Images embedded in the records are excluded; print everything else exactly as given.

== RECORD LIST

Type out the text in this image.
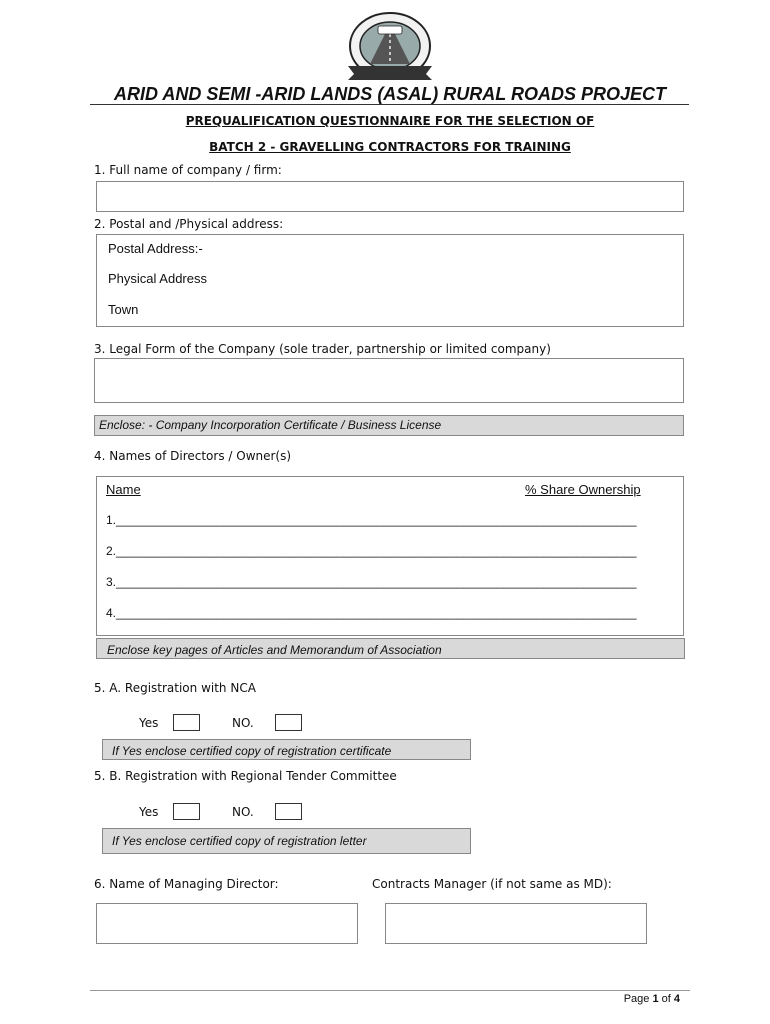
ARID AND SEMI -ARID LANDS (ASAL) RURAL ROADS PROJECT
PREQUALIFICATION QUESTIONNAIRE FOR THE SELECTION OF
BATCH 2 - GRAVELLING CONTRACTORS FOR TRAINING
1. Full name of company / firm:
2. Postal and /Physical address:
Postal Address:-
Physical Address
Town
3. Legal Form of the Company (sole trader, partnership or limited company)
Enclose: - Company Incorporation Certificate / Business License
4. Names of Directors / Owner(s)
Name	% Share Ownership
1.______________________________________________________________________________
2.______________________________________________________________________________
3.______________________________________________________________________________
4.______________________________________________________________________________
Enclose key pages of Articles and Memorandum of Association
5. A. Registration with NCA
Yes	NO.
If Yes enclose certified copy of registration certificate
5. B. Registration with Regional Tender Committee
Yes	NO.
If Yes enclose certified copy of registration letter
6. Name of Managing Director:	Contracts Manager (if not same as MD):
Page 1 of 4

====

• **SOLUTION TO THE PROBLEM**
Type out the text in this image.
ARID AND SEMI -ARID LANDS (ASAL) RURAL ROADS PROJECT
PREQUALIFICATION QUESTIONNAIRE FOR THE SELECTION OF
BATCH 2 - GRAVELLING CONTRACTORS FOR TRAINING
1. Full name of company / firm:
2. Postal and /Physical address:
Postal Address:-
Physical Address
Town
3. Legal Form of the Company (sole trader, partnership or limited company)
Enclose: - Company Incorporation Certificate / Business License
4. Names of Directors / Owner(s)
Name	% Share Ownership
1.______________________________________________________________________________
2.______________________________________________________________________________
3.______________________________________________________________________________
4.______________________________________________________________________________
Enclose key pages of Articles and Memorandum of Association
5. A. Registration with NCA
Yes	NO.
If Yes enclose certified copy of registration certificate
5. B. Registration with Regional Tender Committee
Yes	NO.
If Yes enclose certified copy of registration letter
6. Name of Managing Director:	Contracts Manager (if not same as MD):
Page 1 of 4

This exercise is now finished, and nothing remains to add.